→ **Collected data**

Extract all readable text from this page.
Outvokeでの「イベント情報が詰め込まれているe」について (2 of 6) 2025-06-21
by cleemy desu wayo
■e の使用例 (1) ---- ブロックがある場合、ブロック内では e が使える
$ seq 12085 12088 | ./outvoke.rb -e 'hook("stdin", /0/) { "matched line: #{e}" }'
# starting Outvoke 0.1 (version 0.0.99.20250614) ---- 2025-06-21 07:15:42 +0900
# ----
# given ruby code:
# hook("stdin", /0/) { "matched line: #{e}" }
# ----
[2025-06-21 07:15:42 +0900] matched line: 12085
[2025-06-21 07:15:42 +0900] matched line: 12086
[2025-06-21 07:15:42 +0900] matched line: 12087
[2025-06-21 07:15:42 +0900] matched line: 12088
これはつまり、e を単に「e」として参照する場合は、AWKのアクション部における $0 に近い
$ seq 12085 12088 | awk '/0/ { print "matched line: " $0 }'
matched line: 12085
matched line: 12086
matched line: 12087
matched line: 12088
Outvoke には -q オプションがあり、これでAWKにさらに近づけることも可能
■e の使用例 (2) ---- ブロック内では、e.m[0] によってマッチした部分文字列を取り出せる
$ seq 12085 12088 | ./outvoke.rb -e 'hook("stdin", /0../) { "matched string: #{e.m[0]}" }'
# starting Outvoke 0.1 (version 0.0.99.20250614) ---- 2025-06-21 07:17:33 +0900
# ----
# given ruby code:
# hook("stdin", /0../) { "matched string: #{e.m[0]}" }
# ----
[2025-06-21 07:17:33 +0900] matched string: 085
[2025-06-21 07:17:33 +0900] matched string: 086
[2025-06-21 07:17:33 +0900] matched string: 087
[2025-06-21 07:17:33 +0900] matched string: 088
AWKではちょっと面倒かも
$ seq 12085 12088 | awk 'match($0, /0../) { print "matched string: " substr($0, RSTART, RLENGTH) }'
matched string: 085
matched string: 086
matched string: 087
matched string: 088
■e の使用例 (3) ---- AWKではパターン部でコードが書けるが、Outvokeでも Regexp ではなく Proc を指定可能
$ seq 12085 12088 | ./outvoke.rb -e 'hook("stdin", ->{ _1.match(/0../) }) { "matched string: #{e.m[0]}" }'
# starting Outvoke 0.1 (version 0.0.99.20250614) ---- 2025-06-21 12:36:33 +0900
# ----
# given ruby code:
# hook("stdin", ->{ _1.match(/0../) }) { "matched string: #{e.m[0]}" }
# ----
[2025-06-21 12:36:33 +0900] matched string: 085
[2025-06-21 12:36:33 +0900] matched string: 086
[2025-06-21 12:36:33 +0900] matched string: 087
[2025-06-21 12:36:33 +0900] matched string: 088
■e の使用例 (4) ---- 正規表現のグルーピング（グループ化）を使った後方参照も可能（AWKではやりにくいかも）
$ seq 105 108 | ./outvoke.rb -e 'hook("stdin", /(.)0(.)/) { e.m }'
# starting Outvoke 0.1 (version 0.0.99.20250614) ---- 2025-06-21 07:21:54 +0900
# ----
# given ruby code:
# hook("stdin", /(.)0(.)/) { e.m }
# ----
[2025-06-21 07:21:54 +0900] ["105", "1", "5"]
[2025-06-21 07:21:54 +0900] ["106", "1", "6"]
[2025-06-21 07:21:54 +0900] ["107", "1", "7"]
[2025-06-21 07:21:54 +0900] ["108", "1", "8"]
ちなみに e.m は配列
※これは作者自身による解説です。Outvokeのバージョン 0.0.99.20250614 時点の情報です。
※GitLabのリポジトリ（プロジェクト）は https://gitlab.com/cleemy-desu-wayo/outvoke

→ **Set task**
Show every line where the string "ブロック内では" appears.

→ **In response**
■e の使用例 (1) ---- ブロックがある場合、ブロック内では e が使える
■e の使用例 (2) ---- ブロック内では、e.m[0] によってマッチした部分文字列を取り出せる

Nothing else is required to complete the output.